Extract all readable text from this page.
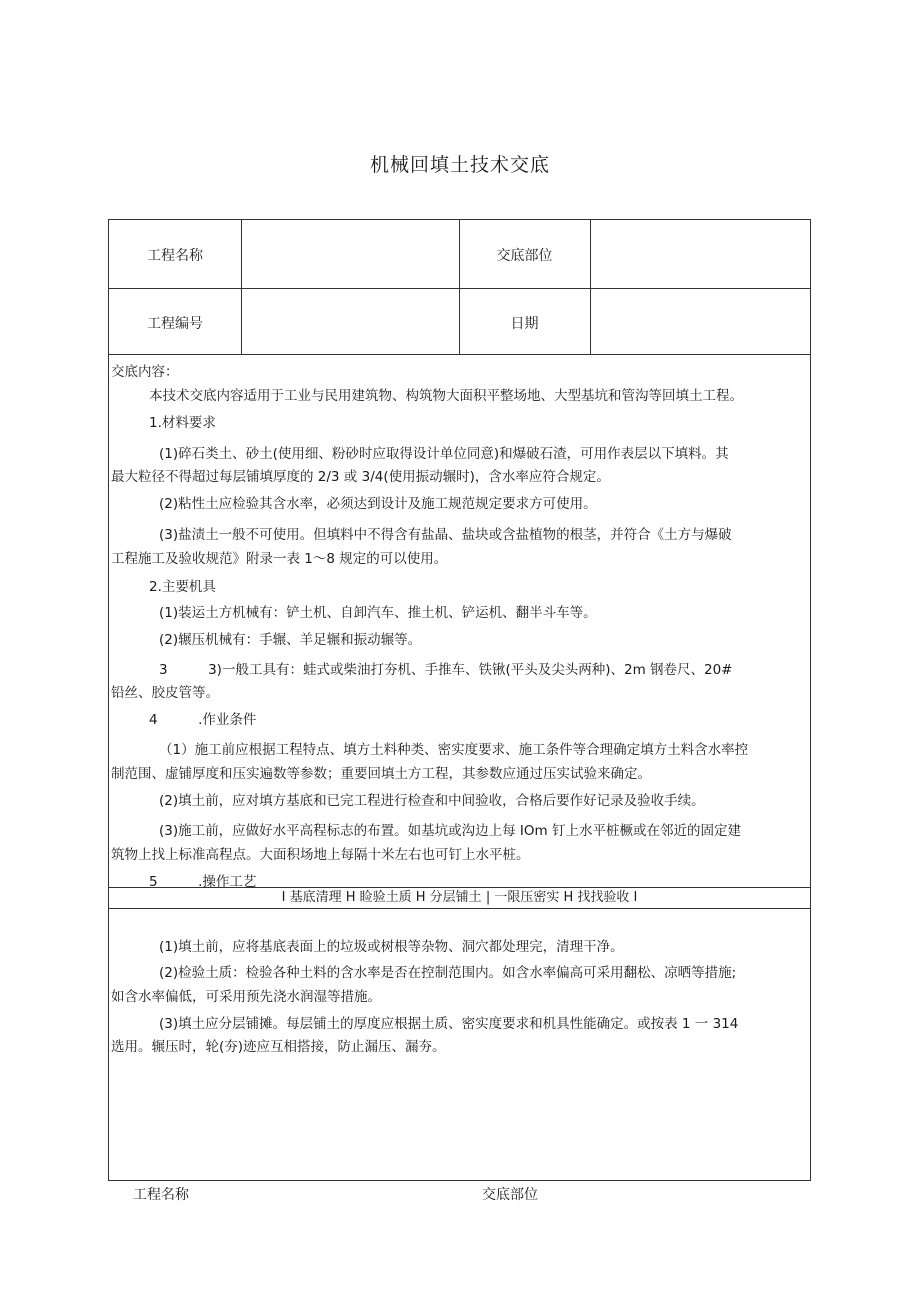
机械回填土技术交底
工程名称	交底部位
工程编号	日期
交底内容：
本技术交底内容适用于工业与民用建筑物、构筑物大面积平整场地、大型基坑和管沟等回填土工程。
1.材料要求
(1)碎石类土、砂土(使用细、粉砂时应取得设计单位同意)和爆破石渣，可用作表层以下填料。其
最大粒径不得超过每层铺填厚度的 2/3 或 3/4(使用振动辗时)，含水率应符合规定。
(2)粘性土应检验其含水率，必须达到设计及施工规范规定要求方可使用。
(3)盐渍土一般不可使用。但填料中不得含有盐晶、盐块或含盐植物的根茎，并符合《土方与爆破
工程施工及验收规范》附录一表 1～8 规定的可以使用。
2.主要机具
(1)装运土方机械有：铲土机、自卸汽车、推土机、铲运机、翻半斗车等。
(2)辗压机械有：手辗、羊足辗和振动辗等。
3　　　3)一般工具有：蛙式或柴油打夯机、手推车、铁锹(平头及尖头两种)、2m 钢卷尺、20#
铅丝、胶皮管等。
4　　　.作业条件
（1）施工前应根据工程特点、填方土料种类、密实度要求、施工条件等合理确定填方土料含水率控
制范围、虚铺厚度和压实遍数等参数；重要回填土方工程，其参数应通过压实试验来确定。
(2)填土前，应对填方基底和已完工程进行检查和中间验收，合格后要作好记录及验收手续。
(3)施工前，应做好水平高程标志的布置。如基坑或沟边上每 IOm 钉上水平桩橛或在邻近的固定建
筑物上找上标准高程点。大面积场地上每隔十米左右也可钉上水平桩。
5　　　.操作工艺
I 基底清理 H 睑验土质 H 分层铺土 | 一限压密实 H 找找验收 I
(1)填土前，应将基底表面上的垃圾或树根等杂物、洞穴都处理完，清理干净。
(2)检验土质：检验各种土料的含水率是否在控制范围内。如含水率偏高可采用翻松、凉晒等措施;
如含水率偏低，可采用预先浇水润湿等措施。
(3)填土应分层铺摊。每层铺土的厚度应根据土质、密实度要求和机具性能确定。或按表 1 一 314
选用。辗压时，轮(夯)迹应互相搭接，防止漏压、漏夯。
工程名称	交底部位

───

Using the data above, write out every line exactly, leaving the images behind.

*FULL ANSWER*:
Extract all readable text from this page.
机械回填土技术交底
工程名称	交底部位
工程编号	日期
交底内容：
本技术交底内容适用于工业与民用建筑物、构筑物大面积平整场地、大型基坑和管沟等回填土工程。
1.材料要求
(1)碎石类土、砂土(使用细、粉砂时应取得设计单位同意)和爆破石渣，可用作表层以下填料。其
最大粒径不得超过每层铺填厚度的 2/3 或 3/4(使用振动辗时)，含水率应符合规定。
(2)粘性土应检验其含水率，必须达到设计及施工规范规定要求方可使用。
(3)盐渍土一般不可使用。但填料中不得含有盐晶、盐块或含盐植物的根茎，并符合《土方与爆破
工程施工及验收规范》附录一表 1～8 规定的可以使用。
2.主要机具
(1)装运土方机械有：铲土机、自卸汽车、推土机、铲运机、翻半斗车等。
(2)辗压机械有：手辗、羊足辗和振动辗等。
3　　　3)一般工具有：蛙式或柴油打夯机、手推车、铁锹(平头及尖头两种)、2m 钢卷尺、20#
铅丝、胶皮管等。
4　　　.作业条件
（1）施工前应根据工程特点、填方土料种类、密实度要求、施工条件等合理确定填方土料含水率控
制范围、虚铺厚度和压实遍数等参数；重要回填土方工程，其参数应通过压实试验来确定。
(2)填土前，应对填方基底和已完工程进行检查和中间验收，合格后要作好记录及验收手续。
(3)施工前，应做好水平高程标志的布置。如基坑或沟边上每 IOm 钉上水平桩橛或在邻近的固定建
筑物上找上标准高程点。大面积场地上每隔十米左右也可钉上水平桩。
5　　　.操作工艺
I 基底清理 H 睑验土质 H 分层铺土 | 一限压密实 H 找找验收 I
(1)填土前，应将基底表面上的垃圾或树根等杂物、洞穴都处理完，清理干净。
(2)检验土质：检验各种土料的含水率是否在控制范围内。如含水率偏高可采用翻松、凉晒等措施;
如含水率偏低，可采用预先浇水润湿等措施。
(3)填土应分层铺摊。每层铺土的厚度应根据土质、密实度要求和机具性能确定。或按表 1 一 314
选用。辗压时，轮(夯)迹应互相搭接，防止漏压、漏夯。
工程名称	交底部位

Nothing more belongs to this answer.